> [THE EXERCISE]
Please write out all of the data again, swapping every "Maskin" for "Machine" and changing nothing else. Leave the pictures out.

[Stored dataset items]
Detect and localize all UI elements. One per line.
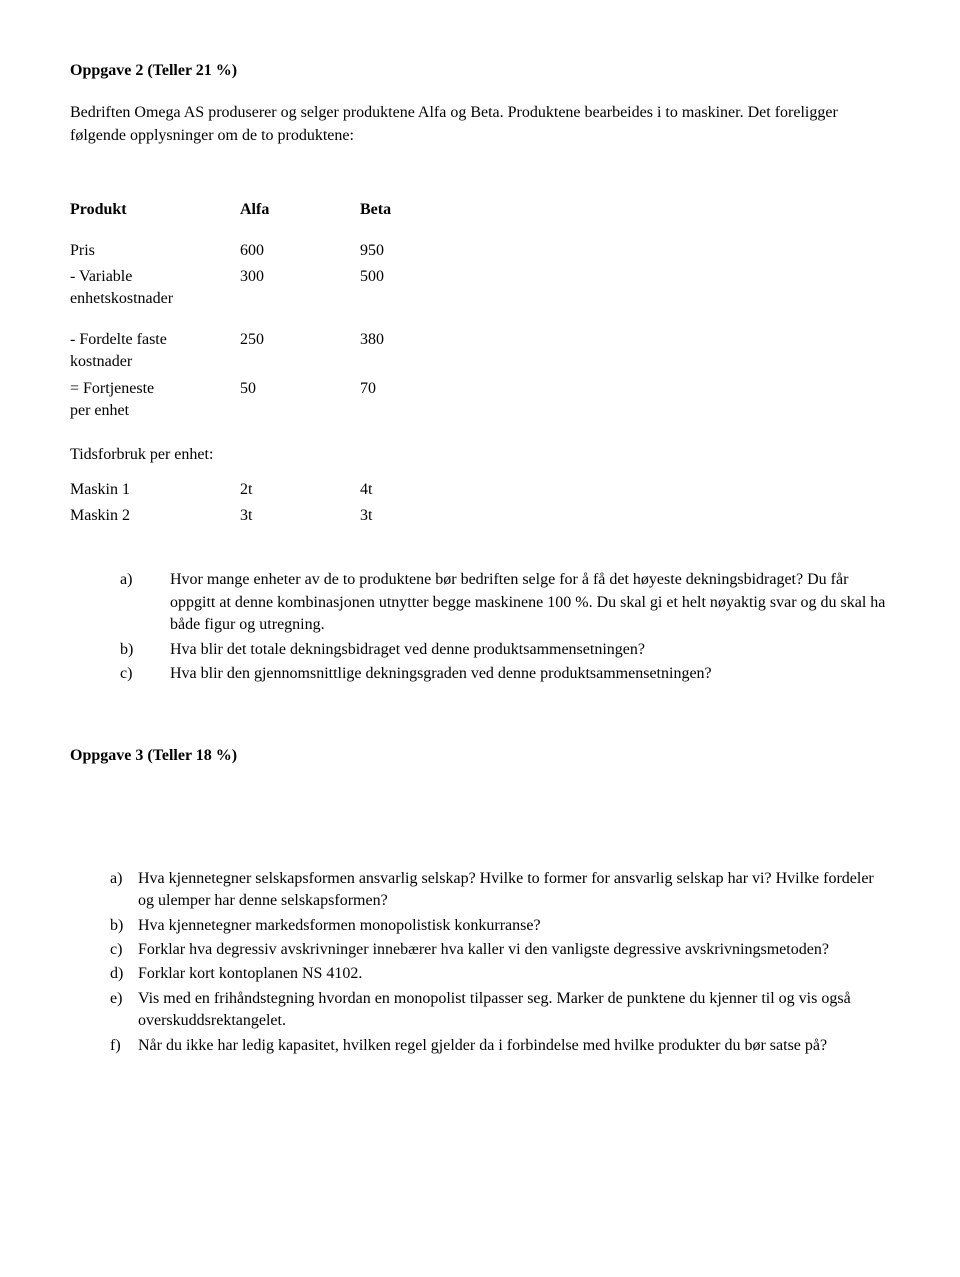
table-cell: 300 — [240, 264, 360, 313]
oppgave3-questions: a) Hva kjennetegner selskapsformen ansva… — [70, 868, 890, 1057]
cell-line: = Fortjeneste — [70, 380, 154, 397]
table-header-produkt: Produkt — [70, 197, 240, 223]
question-item: c) Forklar hva degressiv avskrivninger i… — [110, 939, 890, 961]
table-cell: - Variable enhetskostnader — [70, 264, 240, 313]
question-item: e) Vis med en frihåndstegning hvordan en… — [110, 988, 890, 1033]
table-cell: 380 — [360, 327, 480, 376]
table-cell: 4t — [360, 477, 480, 503]
table-cell: 2t — [240, 477, 360, 503]
cell-line: per enhet — [70, 402, 129, 419]
question-text: Hvor mange enheter av de to produktene b… — [170, 569, 890, 636]
question-text: Hva kjennetegner markedsformen monopolis… — [138, 915, 890, 937]
oppgave2-title: Oppgave 2 (Teller 21 %) — [70, 60, 890, 82]
question-item: c) Hva blir den gjennomsnittlige dekning… — [120, 663, 890, 685]
question-text: Hva kjennetegner selskapsformen ansvarli… — [138, 868, 890, 913]
table-cell: 600 — [240, 238, 360, 264]
question-marker: e) — [110, 988, 138, 1033]
question-marker: c) — [120, 663, 170, 685]
question-marker: b) — [110, 915, 138, 937]
question-text: Forklar hva degressiv avskrivninger inne… — [138, 939, 890, 961]
table-header-alfa: Alfa — [240, 197, 360, 223]
question-item: f) Når du ikke har ledig kapasitet, hvil… — [110, 1035, 890, 1057]
question-marker: a) — [120, 569, 170, 636]
table-cell: 70 — [360, 376, 480, 425]
cell-line: - Fordelte faste — [70, 331, 167, 348]
table-cell: 3t — [240, 503, 360, 529]
table-cell: Maskin 2 — [70, 503, 240, 529]
table-cell: = Fortjeneste per enhet — [70, 376, 240, 425]
table-cell: 50 — [240, 376, 360, 425]
table-cell: - Fordelte faste kostnader — [70, 327, 240, 376]
question-marker: d) — [110, 963, 138, 985]
tidsforbruk-table: Maskin 1 2t 4t Maskin 2 3t 3t — [70, 477, 480, 530]
question-text: Hva blir den gjennomsnittlige dekningsgr… — [170, 663, 890, 685]
table-cell: Pris — [70, 238, 240, 264]
question-text: Vis med en frihåndstegning hvordan en mo… — [138, 988, 890, 1033]
cell-line: kostnader — [70, 353, 132, 370]
oppgave3-title: Oppgave 3 (Teller 18 %) — [70, 745, 890, 767]
question-item: a) Hvor mange enheter av de to produkten… — [120, 569, 890, 636]
tidsforbruk-heading: Tidsforbruk per enhet: — [70, 444, 890, 466]
table-cell: 3t — [360, 503, 480, 529]
question-marker: f) — [110, 1035, 138, 1057]
cell-line: - Variable — [70, 268, 132, 285]
table-header-beta: Beta — [360, 197, 480, 223]
question-item: b) Hva kjennetegner markedsformen monopo… — [110, 915, 890, 937]
table-cell: 250 — [240, 327, 360, 376]
table-cell: 950 — [360, 238, 480, 264]
question-marker: c) — [110, 939, 138, 961]
oppgave2-intro: Bedriften Omega AS produserer og selger … — [70, 102, 890, 147]
oppgave2-questions: a) Hvor mange enheter av de to produkten… — [70, 569, 890, 685]
question-item: b) Hva blir det totale dekningsbidraget … — [120, 639, 890, 661]
question-item: a) Hva kjennetegner selskapsformen ansva… — [110, 868, 890, 913]
question-marker: b) — [120, 639, 170, 661]
question-text: Hva blir det totale dekningsbidraget ved… — [170, 639, 890, 661]
question-text: Forklar kort kontoplanen NS 4102. — [138, 963, 890, 985]
table-cell: 500 — [360, 264, 480, 313]
table-cell: Maskin 1 — [70, 477, 240, 503]
question-marker: a) — [110, 868, 138, 913]
question-item: d) Forklar kort kontoplanen NS 4102. — [110, 963, 890, 985]
oppgave2-product-table: Produkt Alfa Beta Pris 600 950 - Variabl… — [70, 197, 480, 424]
question-text: Når du ikke har ledig kapasitet, hvilken… — [138, 1035, 890, 1057]
cell-line: enhetskostnader — [70, 290, 173, 307]
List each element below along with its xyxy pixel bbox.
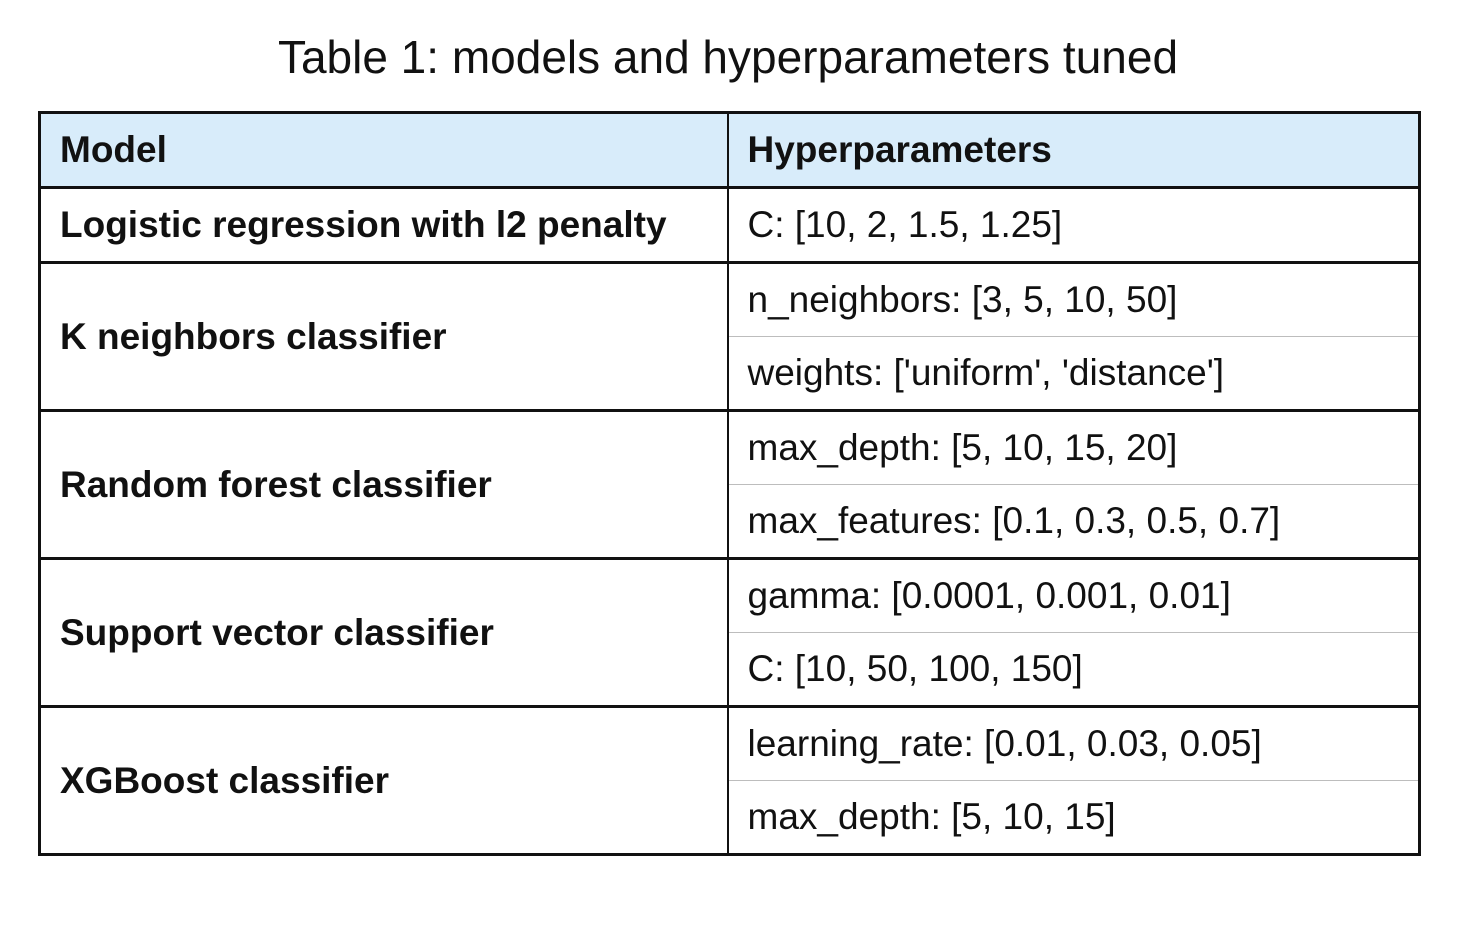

> [ANSWER TO THIS PROBLEM]
Detect and localize all UI elements. One per line.
table-cell: 300 — [240, 264, 360, 313]
oppgave3-questions: a) Hva kjennetegner selskapsformen ansva… — [70, 868, 890, 1057]
cell-line: = Fortjeneste — [70, 380, 154, 397]
table-header-produkt: Produkt — [70, 197, 240, 223]
question-item: c) Forklar hva degressiv avskrivninger i… — [110, 939, 890, 961]
table-cell: - Variable enhetskostnader — [70, 264, 240, 313]
question-item: e) Vis med en frihåndstegning hvordan en… — [110, 988, 890, 1033]
table-cell: 380 — [360, 327, 480, 376]
table-cell: 4t — [360, 477, 480, 503]
table-cell: 2t — [240, 477, 360, 503]
cell-line: per enhet — [70, 402, 129, 419]
question-text: Hvor mange enheter av de to produktene b… — [170, 569, 890, 636]
question-text: Hva kjennetegner markedsformen monopolis… — [138, 915, 890, 937]
oppgave2-title: Oppgave 2 (Teller 21 %) — [70, 60, 890, 82]
question-item: c) Hva blir den gjennomsnittlige dekning… — [120, 663, 890, 685]
question-text: Hva kjennetegner selskapsformen ansvarli… — [138, 868, 890, 913]
table-cell: 600 — [240, 238, 360, 264]
question-marker: e) — [110, 988, 138, 1033]
question-marker: c) — [120, 663, 170, 685]
question-marker: b) — [110, 915, 138, 937]
question-text: Forklar hva degressiv avskrivninger inne… — [138, 939, 890, 961]
table-header-alfa: Alfa — [240, 197, 360, 223]
question-item: f) Når du ikke har ledig kapasitet, hvil… — [110, 1035, 890, 1057]
question-marker: a) — [120, 569, 170, 636]
table-cell: 70 — [360, 376, 480, 425]
cell-line: - Fordelte faste — [70, 331, 167, 348]
table-cell: 3t — [240, 503, 360, 529]
table-cell: Machine 2 — [70, 503, 240, 529]
table-cell: = Fortjeneste per enhet — [70, 376, 240, 425]
table-cell: 50 — [240, 376, 360, 425]
table-cell: - Fordelte faste kostnader — [70, 327, 240, 376]
question-marker: d) — [110, 963, 138, 985]
tidsforbruk-table: Machine 1 2t 4t Machine 2 3t 3t — [70, 477, 480, 530]
question-text: Hva blir den gjennomsnittlige dekningsgr… — [170, 663, 890, 685]
table-cell: Pris — [70, 238, 240, 264]
question-text: Vis med en frihåndstegning hvordan en mo… — [138, 988, 890, 1033]
cell-line: kostnader — [70, 353, 132, 370]
oppgave3-title: Oppgave 3 (Teller 18 %) — [70, 745, 890, 767]
question-item: a) Hvor mange enheter av de to produkten… — [120, 569, 890, 636]
tidsforbruk-heading: Tidsforbruk per enhet: — [70, 444, 890, 466]
table-cell: 3t — [360, 503, 480, 529]
question-marker: f) — [110, 1035, 138, 1057]
cell-line: - Variable — [70, 268, 132, 285]
table-header-beta: Beta — [360, 197, 480, 223]
question-item: b) Hva kjennetegner markedsformen monopo… — [110, 915, 890, 937]
table-cell: 250 — [240, 327, 360, 376]
table-cell: 950 — [360, 238, 480, 264]
question-marker: c) — [110, 939, 138, 961]
oppgave2-intro: Bedriften Omega AS produserer og selger … — [70, 102, 890, 147]
oppgave2-questions: a) Hvor mange enheter av de to produkten… — [70, 569, 890, 685]
question-item: b) Hva blir det totale dekningsbidraget … — [120, 639, 890, 661]
question-item: a) Hva kjennetegner selskapsformen ansva… — [110, 868, 890, 913]
question-marker: b) — [120, 639, 170, 661]
question-text: Hva blir det totale dekningsbidraget ved… — [170, 639, 890, 661]
question-text: Forklar kort kontoplanen NS 4102. — [138, 963, 890, 985]
table-cell: 500 — [360, 264, 480, 313]
table-cell: Machine 1 — [70, 477, 240, 503]
question-marker: a) — [110, 868, 138, 913]
question-item: d) Forklar kort kontoplanen NS 4102. — [110, 963, 890, 985]
oppgave2-product-table: Produkt Alfa Beta Pris 600 950 - Variabl… — [70, 197, 480, 424]
question-text: Når du ikke har ledig kapasitet, hvilken… — [138, 1035, 890, 1057]
cell-line: enhetskostnader — [70, 290, 173, 307]
List each element below along with its xyxy pixel bbox.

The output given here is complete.